• _What to work on_: Whenever the string "entspricht" turns up in a line of the data below, copy that line.

=======

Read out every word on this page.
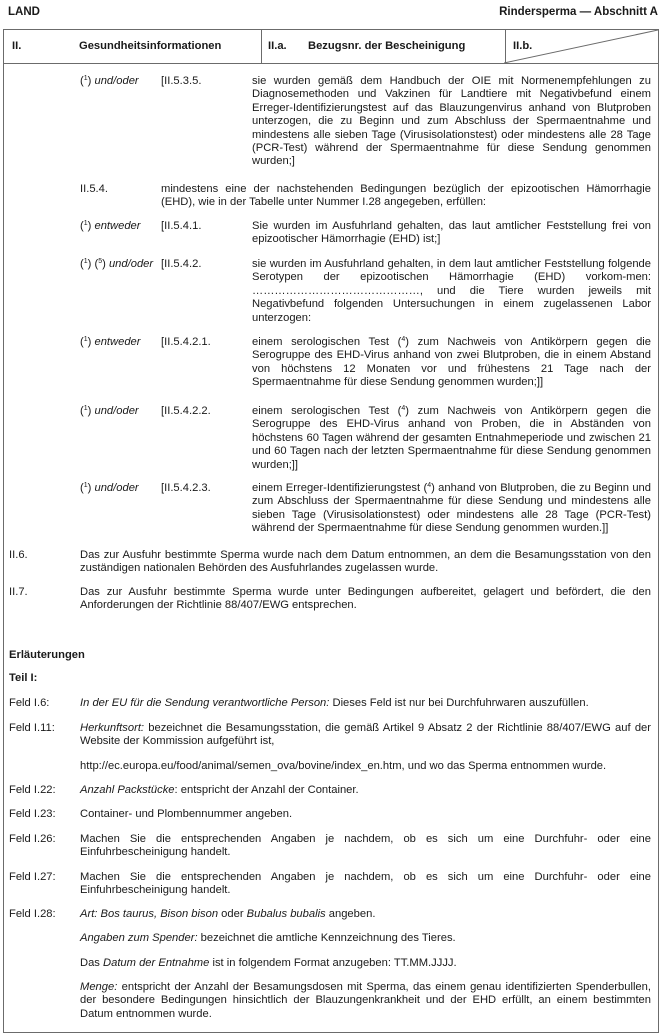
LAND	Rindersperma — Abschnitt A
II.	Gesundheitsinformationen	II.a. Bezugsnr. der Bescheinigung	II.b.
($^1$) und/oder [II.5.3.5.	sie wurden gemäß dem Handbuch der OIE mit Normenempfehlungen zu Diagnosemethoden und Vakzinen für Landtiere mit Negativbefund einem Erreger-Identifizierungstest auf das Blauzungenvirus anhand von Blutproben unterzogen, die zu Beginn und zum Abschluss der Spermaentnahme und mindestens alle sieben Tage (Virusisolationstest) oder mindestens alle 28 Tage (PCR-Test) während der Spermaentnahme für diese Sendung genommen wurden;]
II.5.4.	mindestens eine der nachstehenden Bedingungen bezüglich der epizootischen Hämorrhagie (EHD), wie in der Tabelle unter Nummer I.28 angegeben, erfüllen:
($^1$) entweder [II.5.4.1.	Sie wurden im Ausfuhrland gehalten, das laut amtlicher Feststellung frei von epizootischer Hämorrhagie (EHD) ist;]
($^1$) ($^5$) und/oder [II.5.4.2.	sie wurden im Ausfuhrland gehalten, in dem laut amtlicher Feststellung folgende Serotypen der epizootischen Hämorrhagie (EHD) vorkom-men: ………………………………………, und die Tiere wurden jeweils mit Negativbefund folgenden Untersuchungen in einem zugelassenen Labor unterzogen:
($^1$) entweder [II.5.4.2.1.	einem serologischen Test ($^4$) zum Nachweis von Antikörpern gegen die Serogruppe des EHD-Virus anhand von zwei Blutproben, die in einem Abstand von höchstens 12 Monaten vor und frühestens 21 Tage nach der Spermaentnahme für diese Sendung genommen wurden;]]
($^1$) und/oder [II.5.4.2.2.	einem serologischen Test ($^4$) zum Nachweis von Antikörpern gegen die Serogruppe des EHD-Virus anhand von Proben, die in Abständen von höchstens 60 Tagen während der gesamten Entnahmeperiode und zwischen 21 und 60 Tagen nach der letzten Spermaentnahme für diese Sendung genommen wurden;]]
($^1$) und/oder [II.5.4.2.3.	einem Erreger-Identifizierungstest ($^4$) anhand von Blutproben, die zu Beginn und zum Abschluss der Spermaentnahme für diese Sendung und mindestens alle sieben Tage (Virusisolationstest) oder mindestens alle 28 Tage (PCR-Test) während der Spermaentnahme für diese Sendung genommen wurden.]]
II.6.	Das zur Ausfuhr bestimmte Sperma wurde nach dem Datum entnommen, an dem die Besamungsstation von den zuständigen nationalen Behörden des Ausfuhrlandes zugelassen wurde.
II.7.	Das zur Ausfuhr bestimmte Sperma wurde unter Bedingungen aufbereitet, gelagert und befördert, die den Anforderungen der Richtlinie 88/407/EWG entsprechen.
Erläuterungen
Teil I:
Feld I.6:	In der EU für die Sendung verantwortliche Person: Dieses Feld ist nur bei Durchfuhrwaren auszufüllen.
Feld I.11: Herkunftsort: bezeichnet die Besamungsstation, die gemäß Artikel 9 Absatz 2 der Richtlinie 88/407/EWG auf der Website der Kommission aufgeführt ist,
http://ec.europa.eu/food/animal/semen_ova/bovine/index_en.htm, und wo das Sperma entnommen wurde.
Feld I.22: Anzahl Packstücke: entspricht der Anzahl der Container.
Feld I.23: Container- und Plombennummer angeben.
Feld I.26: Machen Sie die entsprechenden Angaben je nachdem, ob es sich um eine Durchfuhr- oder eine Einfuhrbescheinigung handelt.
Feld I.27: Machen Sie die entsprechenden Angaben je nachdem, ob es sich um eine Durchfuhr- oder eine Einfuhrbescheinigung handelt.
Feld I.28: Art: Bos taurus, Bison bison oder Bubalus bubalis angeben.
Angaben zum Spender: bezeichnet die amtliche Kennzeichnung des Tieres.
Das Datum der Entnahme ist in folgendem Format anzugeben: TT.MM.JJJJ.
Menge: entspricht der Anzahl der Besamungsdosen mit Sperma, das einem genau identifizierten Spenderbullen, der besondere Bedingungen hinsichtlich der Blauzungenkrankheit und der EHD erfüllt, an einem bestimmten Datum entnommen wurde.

=======

• _Completed task_:
Feld I.22: Anzahl Packstücke: entspricht der Anzahl der Container.
Menge: entspricht der Anzahl der Besamungsdosen mit Sperma, das einem genau identifizierten Spenderbullen, der besondere Bedingungen hinsichtlich der Blauzungenkrankheit und der EHD erfüllt, an einem bestimmten Datum entnommen wurde.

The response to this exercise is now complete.